*EXERCISE OBJECTIVE*.
Exactly reproduce the lines that follow.

*THE INPUT*.
══════════

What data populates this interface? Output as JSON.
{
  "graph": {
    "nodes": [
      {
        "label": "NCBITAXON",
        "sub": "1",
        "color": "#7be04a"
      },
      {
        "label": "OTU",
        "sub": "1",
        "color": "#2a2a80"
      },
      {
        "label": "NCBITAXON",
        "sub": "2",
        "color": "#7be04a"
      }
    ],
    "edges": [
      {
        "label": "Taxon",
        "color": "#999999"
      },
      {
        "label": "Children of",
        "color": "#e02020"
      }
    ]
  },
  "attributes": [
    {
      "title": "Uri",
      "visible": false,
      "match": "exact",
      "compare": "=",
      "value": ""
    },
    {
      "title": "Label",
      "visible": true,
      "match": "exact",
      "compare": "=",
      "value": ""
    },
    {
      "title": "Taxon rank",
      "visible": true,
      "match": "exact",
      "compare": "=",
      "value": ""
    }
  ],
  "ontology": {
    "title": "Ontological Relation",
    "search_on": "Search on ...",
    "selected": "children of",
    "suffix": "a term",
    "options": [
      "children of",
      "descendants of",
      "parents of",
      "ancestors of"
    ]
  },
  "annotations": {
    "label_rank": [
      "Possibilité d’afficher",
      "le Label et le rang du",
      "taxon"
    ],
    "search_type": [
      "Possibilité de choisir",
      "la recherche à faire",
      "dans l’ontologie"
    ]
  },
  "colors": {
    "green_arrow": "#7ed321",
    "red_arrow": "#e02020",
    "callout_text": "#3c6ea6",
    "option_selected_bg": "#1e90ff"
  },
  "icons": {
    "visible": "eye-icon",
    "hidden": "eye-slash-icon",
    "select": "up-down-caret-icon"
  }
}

══════════

*RESPONSE*.
What data populates this interface? Output as JSON.
{
  "graph": {
    "nodes": [
      {
        "label": "NCBITAXON",
        "sub": "1",
        "color": "#7be04a"
      },
      {
        "label": "OTU",
        "sub": "1",
        "color": "#2a2a80"
      },
      {
        "label": "NCBITAXON",
        "sub": "2",
        "color": "#7be04a"
      }
    ],
    "edges": [
      {
        "label": "Taxon",
        "color": "#999999"
      },
      {
        "label": "Children of",
        "color": "#e02020"
      }
    ]
  },
  "attributes": [
    {
      "title": "Uri",
      "visible": false,
      "match": "exact",
      "compare": "=",
      "value": ""
    },
    {
      "title": "Label",
      "visible": true,
      "match": "exact",
      "compare": "=",
      "value": ""
    },
    {
      "title": "Taxon rank",
      "visible": true,
      "match": "exact",
      "compare": "=",
      "value": ""
    }
  ],
  "ontology": {
    "title": "Ontological Relation",
    "search_on": "Search on ...",
    "selected": "children of",
    "suffix": "a term",
    "options": [
      "children of",
      "descendants of",
      "parents of",
      "ancestors of"
    ]
  },
  "annotations": {
    "label_rank": [
      "Possibilité d’afficher",
      "le Label et le rang du",
      "taxon"
    ],
    "search_type": [
      "Possibilité de choisir",
      "la recherche à faire",
      "dans l’ontologie"
    ]
  },
  "colors": {
    "green_arrow": "#7ed321",
    "red_arrow": "#e02020",
    "callout_text": "#3c6ea6",
    "option_selected_bg": "#1e90ff"
  },
  "icons": {
    "visible": "eye-icon",
    "hidden": "eye-slash-icon",
    "select": "up-down-caret-icon"
  }
}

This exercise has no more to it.